-- start --

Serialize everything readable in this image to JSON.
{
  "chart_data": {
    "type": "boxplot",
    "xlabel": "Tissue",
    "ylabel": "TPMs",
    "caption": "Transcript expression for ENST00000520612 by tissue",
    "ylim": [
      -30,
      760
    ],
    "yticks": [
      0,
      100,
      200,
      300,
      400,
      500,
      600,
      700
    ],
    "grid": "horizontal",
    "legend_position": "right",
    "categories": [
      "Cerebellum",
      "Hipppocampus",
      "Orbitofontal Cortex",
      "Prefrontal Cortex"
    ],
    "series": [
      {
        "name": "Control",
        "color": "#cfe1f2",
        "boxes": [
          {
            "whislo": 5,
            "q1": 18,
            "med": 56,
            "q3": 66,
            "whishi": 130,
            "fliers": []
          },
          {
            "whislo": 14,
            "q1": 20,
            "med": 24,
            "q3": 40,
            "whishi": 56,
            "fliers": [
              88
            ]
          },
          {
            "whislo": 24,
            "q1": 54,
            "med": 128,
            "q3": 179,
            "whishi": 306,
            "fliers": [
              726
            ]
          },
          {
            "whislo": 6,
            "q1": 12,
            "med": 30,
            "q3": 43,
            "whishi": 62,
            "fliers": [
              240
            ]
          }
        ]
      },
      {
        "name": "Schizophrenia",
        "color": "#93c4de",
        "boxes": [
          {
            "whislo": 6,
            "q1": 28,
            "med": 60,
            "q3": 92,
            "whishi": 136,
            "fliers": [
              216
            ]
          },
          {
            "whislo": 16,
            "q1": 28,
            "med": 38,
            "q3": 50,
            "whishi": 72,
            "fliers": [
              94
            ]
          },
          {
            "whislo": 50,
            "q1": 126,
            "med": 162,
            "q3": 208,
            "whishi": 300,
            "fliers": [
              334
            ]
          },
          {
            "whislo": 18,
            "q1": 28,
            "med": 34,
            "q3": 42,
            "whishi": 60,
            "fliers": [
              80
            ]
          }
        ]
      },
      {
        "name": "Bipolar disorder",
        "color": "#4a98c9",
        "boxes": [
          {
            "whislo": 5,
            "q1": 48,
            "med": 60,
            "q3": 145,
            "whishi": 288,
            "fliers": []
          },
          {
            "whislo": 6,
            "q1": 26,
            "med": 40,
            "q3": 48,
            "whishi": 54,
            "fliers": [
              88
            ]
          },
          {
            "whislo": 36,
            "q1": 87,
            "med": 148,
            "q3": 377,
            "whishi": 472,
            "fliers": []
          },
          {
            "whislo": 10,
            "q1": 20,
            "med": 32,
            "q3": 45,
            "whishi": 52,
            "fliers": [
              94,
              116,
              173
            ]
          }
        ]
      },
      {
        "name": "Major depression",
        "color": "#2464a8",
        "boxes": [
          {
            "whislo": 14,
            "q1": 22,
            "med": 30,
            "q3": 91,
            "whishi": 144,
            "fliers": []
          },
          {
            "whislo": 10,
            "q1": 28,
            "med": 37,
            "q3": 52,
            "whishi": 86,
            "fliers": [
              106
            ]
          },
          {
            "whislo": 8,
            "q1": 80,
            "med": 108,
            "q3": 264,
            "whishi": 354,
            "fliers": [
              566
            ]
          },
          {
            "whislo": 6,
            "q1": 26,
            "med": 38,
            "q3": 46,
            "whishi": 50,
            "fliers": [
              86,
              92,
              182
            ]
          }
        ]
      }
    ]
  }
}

-- end --

■ **Direction**:
Copy all lines of the listing above that contain the string "color".

■ **Result of the task**:
        "color": "#cfe1f2",
        "color": "#93c4de",
        "color": "#4a98c9",
        "color": "#2464a8",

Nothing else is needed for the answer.